— START OF Data rows —

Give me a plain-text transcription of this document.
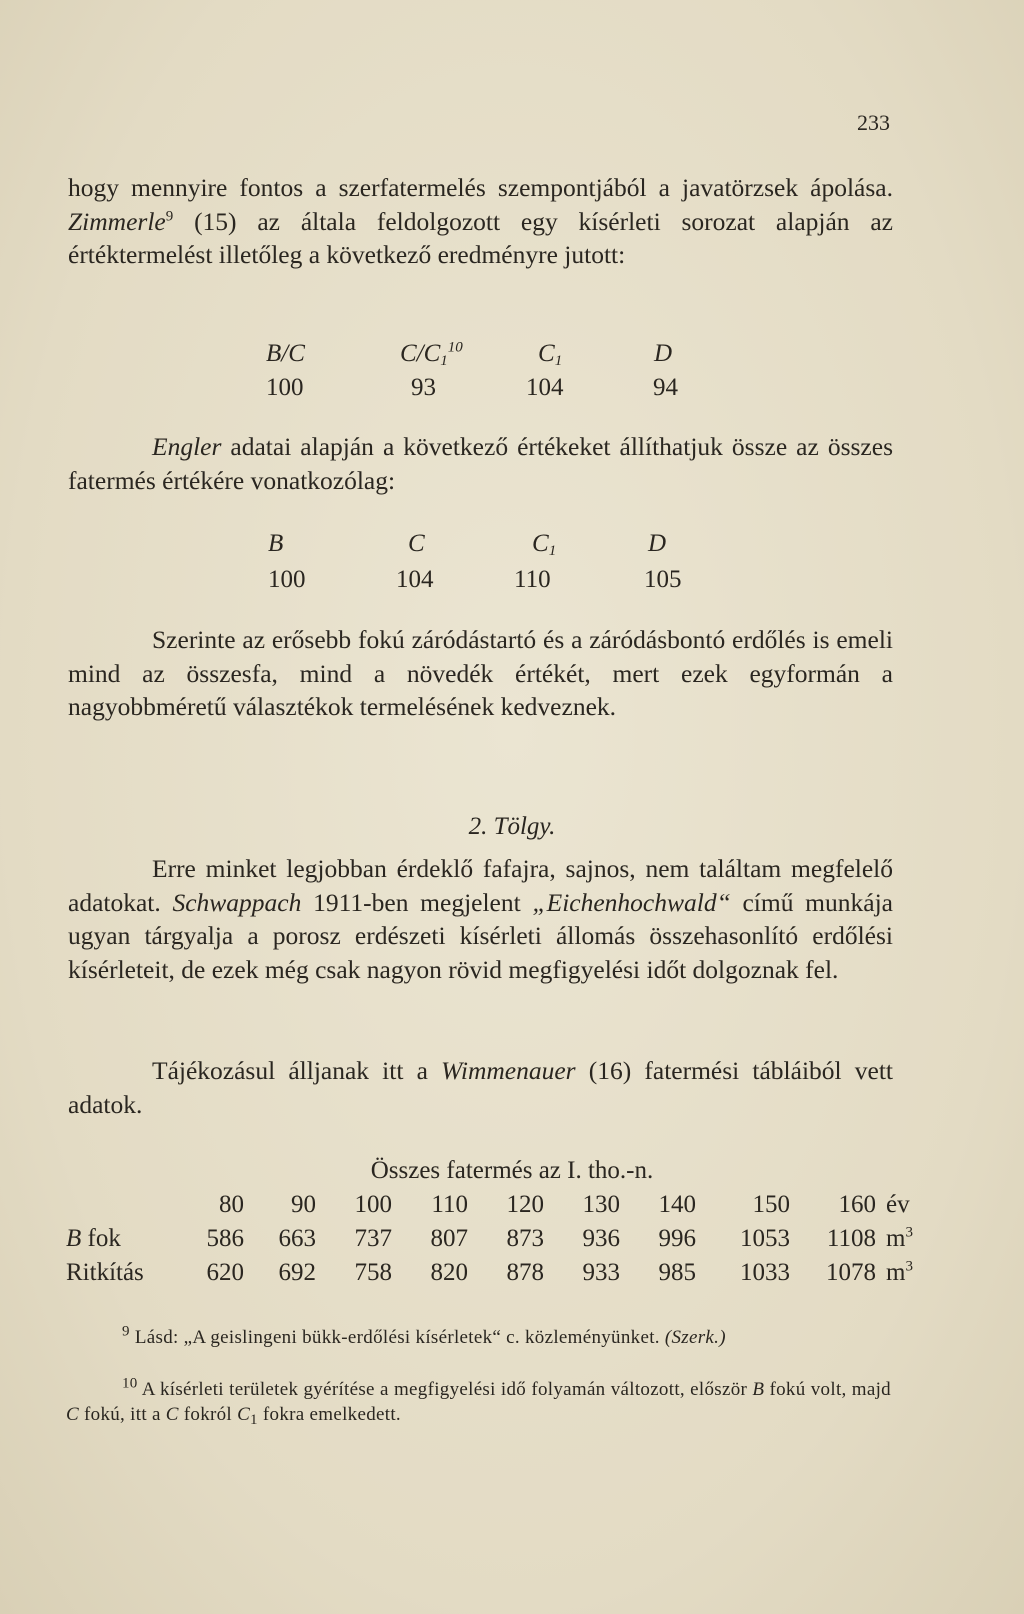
233

hogy mennyire fontos a szerfatermelés szempontjából a javatörzsek ápolása. Zimmerle$^9$ (15) az általa feldolgozott egy kísérleti sorozat alapján az értéktermelést illetőleg a következő eredményre jutott:

B/C	$C/C_1^{10}$	$C_1$	D
100	93	104	94

Engler adatai alapján a következő értékeket állíthatjuk össze az összes fatermés értékére vonatkozólag:

B	C	$C_1$	D
100	104	110	105

Szerinte az erősebb fokú záródástartó és a záródásbontó erdőlés is emeli mind az összesfa, mind a növedék értékét, mert ezek egyformán a nagyobbméretű választékok termelésének kedveznek.

2. Tölgy.

Erre minket legjobban érdeklő fafajra, sajnos, nem találtam megfelelő adatokat. Schwappach 1911-ben megjelent „Eichenhochwald“ című munkája ugyan tárgyalja a porosz erdészeti kísérleti állomás összehasonlító erdőlési kísérleteit, de ezek még csak nagyon rövid megfigyelési időt dolgoznak fel.

Tájékozásul álljanak itt a Wimmenauer (16) fatermési tábláiból vett adatok.

Összes fatermés az I. tho.-n.
	80	90	100	110	120	130	140	150	160	év
B fok	586	663	737	807	873	936	996	1053	1108	$m^3$
Ritkítás	620	692	758	820	878	933	985	1033	1078	$m^3$

$^9$ Lásd: „A geislingeni bükk-erdőlési kísérletek“ c. közleményünket. (Szerk.)

$^{10}$ A kísérleti területek gyérítése a megfigyelési idő folyamán változott, először B fokú volt, majd C fokú, itt a C fokról $C_1$ fokra emelkedett.
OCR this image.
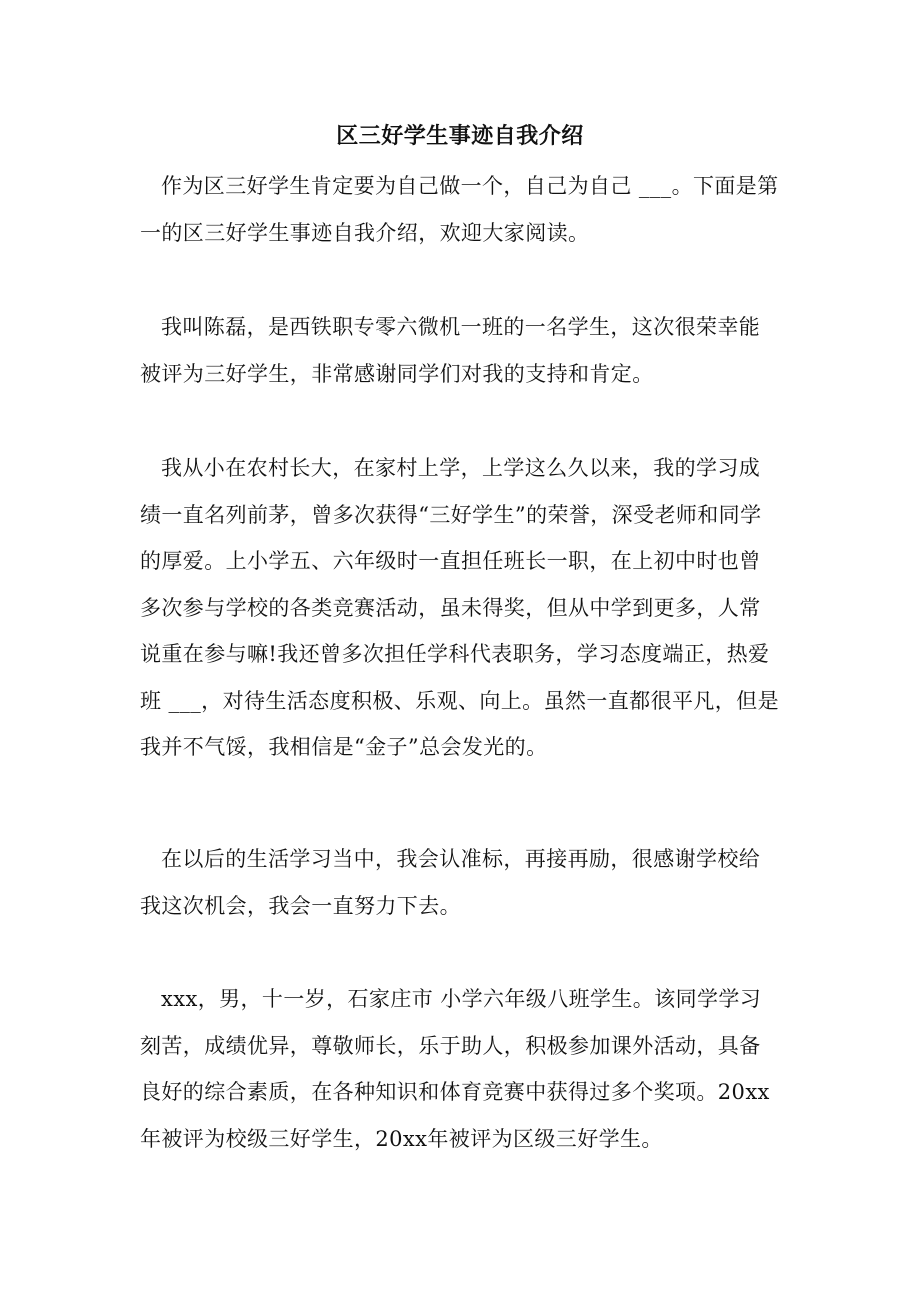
区三好学生事迹自我介绍

作为区三好学生肯定要为自己做一个，自己为自己 ___。下面是第一的区三好学生事迹自我介绍，欢迎大家阅读。

我叫陈磊，是西铁职专零六微机一班的一名学生，这次很荣幸能被评为三好学生，非常感谢同学们对我的支持和肯定。

我从小在农村长大，在家村上学，上学这么久以来，我的学习成绩一直名列前茅，曾多次获得“三好学生”的荣誉，深受老师和同学的厚爱。上小学五、六年级时一直担任班长一职，在上初中时也曾多次参与学校的各类竞赛活动，虽未得奖，但从中学到更多，人常说重在参与嘛!我还曾多次担任学科代表职务，学习态度端正，热爱班 ___，对待生活态度积极、乐观、向上。虽然一直都很平凡，但是我并不气馁，我相信是“金子”总会发光的。

在以后的生活学习当中，我会认准标，再接再励，很感谢学校给我这次机会，我会一直努力下去。

xxx，男，十一岁，石家庄市 小学六年级八班学生。该同学学习刻苦，成绩优异，尊敬师长，乐于助人，积极参加课外活动，具备良好的综合素质，在各种知识和体育竞赛中获得过多个奖项。20xx年被评为校级三好学生，20xx年被评为区级三好学生。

— END OF Data rows —

**Task objective**:
The records above must be echoed exactly, minus their pictures.

**Task output**:
Give me a plain-text transcription of this document.
233

hogy mennyire fontos a szerfatermelés szempontjából a javatörzsek ápolása. Zimmerle$^9$ (15) az általa feldolgozott egy kísérleti sorozat alapján az értéktermelést illetőleg a következő eredményre jutott:

B/C	$C/C_1^{10}$	$C_1$	D
100	93	104	94

Engler adatai alapján a következő értékeket állíthatjuk össze az összes fatermés értékére vonatkozólag:

B	C	$C_1$	D
100	104	110	105

Szerinte az erősebb fokú záródástartó és a záródásbontó erdőlés is emeli mind az összesfa, mind a növedék értékét, mert ezek egyformán a nagyobbméretű választékok termelésének kedveznek.

2. Tölgy.

Erre minket legjobban érdeklő fafajra, sajnos, nem találtam megfelelő adatokat. Schwappach 1911-ben megjelent „Eichenhochwald“ című munkája ugyan tárgyalja a porosz erdészeti kísérleti állomás összehasonlító erdőlési kísérleteit, de ezek még csak nagyon rövid megfigyelési időt dolgoznak fel.

Tájékozásul álljanak itt a Wimmenauer (16) fatermési tábláiból vett adatok.

Összes fatermés az I. tho.-n.
	80	90	100	110	120	130	140	150	160	év
B fok	586	663	737	807	873	936	996	1053	1108	$m^3$
Ritkítás	620	692	758	820	878	933	985	1033	1078	$m^3$

$^9$ Lásd: „A geislingeni bükk-erdőlési kísérletek“ c. közleményünket. (Szerk.)

$^{10}$ A kísérleti területek gyérítése a megfigyelési idő folyamán változott, először B fokú volt, majd C fokú, itt a C fokról $C_1$ fokra emelkedett.
OCR this image.
区三好学生事迹自我介绍

作为区三好学生肯定要为自己做一个，自己为自己 ___。下面是第一的区三好学生事迹自我介绍，欢迎大家阅读。

我叫陈磊，是西铁职专零六微机一班的一名学生，这次很荣幸能被评为三好学生，非常感谢同学们对我的支持和肯定。

我从小在农村长大，在家村上学，上学这么久以来，我的学习成绩一直名列前茅，曾多次获得“三好学生”的荣誉，深受老师和同学的厚爱。上小学五、六年级时一直担任班长一职，在上初中时也曾多次参与学校的各类竞赛活动，虽未得奖，但从中学到更多，人常说重在参与嘛!我还曾多次担任学科代表职务，学习态度端正，热爱班 ___，对待生活态度积极、乐观、向上。虽然一直都很平凡，但是我并不气馁，我相信是“金子”总会发光的。

在以后的生活学习当中，我会认准标，再接再励，很感谢学校给我这次机会，我会一直努力下去。

xxx，男，十一岁，石家庄市 小学六年级八班学生。该同学学习刻苦，成绩优异，尊敬师长，乐于助人，积极参加课外活动，具备良好的综合素质，在各种知识和体育竞赛中获得过多个奖项。20xx年被评为校级三好学生，20xx年被评为区级三好学生。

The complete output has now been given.